The required output consists solely of the lines from the line containing "What does this" through the end of the records, copied exactly.
** begin Listing **
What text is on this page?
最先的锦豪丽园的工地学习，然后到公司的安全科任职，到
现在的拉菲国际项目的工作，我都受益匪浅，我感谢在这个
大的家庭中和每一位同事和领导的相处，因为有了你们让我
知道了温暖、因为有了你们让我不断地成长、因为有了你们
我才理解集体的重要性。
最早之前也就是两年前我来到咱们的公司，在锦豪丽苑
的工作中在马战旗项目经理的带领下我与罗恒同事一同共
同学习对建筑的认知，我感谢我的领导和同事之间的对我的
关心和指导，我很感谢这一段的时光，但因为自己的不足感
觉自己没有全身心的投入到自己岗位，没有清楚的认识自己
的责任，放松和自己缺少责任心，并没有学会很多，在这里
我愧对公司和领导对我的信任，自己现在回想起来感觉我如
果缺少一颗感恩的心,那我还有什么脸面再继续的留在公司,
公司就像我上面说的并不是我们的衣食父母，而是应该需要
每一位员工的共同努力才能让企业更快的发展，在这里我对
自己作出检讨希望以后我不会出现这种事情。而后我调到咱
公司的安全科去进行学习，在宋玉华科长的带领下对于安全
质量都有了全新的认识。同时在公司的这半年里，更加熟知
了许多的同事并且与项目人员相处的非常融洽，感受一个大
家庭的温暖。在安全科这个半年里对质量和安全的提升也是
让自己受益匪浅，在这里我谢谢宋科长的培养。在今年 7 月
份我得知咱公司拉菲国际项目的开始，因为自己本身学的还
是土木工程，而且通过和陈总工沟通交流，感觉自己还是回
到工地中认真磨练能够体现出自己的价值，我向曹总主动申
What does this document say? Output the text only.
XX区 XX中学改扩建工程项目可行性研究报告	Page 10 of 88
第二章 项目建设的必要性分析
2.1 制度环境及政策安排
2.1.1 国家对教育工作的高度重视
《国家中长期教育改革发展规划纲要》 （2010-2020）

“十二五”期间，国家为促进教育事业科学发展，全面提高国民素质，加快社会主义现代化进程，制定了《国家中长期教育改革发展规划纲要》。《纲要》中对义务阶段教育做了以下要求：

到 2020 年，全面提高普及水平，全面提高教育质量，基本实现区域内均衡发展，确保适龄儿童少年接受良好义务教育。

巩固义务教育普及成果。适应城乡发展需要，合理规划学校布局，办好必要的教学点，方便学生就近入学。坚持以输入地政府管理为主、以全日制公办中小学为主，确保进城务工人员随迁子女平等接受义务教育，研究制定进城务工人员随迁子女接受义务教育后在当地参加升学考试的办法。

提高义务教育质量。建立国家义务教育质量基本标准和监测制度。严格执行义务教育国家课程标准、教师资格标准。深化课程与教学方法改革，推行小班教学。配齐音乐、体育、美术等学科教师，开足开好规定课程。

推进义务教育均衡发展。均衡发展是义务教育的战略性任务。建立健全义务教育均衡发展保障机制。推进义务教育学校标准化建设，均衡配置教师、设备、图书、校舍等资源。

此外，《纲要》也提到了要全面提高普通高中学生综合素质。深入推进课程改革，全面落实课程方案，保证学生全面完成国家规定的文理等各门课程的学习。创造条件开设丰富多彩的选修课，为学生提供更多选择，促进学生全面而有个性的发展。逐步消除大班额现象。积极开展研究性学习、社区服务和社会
** end Listing **
[Solution for this problem]
What does this document say? Output the text only.
XX区 XX中学改扩建工程项目可行性研究报告	Page 10 of 88
第二章 项目建设的必要性分析
2.1 制度环境及政策安排
2.1.1 国家对教育工作的高度重视
《国家中长期教育改革发展规划纲要》 （2010-2020）

“十二五”期间，国家为促进教育事业科学发展，全面提高国民素质，加快社会主义现代化进程，制定了《国家中长期教育改革发展规划纲要》。《纲要》中对义务阶段教育做了以下要求：

到 2020 年，全面提高普及水平，全面提高教育质量，基本实现区域内均衡发展，确保适龄儿童少年接受良好义务教育。

巩固义务教育普及成果。适应城乡发展需要，合理规划学校布局，办好必要的教学点，方便学生就近入学。坚持以输入地政府管理为主、以全日制公办中小学为主，确保进城务工人员随迁子女平等接受义务教育，研究制定进城务工人员随迁子女接受义务教育后在当地参加升学考试的办法。

提高义务教育质量。建立国家义务教育质量基本标准和监测制度。严格执行义务教育国家课程标准、教师资格标准。深化课程与教学方法改革，推行小班教学。配齐音乐、体育、美术等学科教师，开足开好规定课程。

推进义务教育均衡发展。均衡发展是义务教育的战略性任务。建立健全义务教育均衡发展保障机制。推进义务教育学校标准化建设，均衡配置教师、设备、图书、校舍等资源。

此外，《纲要》也提到了要全面提高普通高中学生综合素质。深入推进课程改革，全面落实课程方案，保证学生全面完成国家规定的文理等各门课程的学习。创造条件开设丰富多彩的选修课，为学生提供更多选择，促进学生全面而有个性的发展。逐步消除大班额现象。积极开展研究性学习、社区服务和社会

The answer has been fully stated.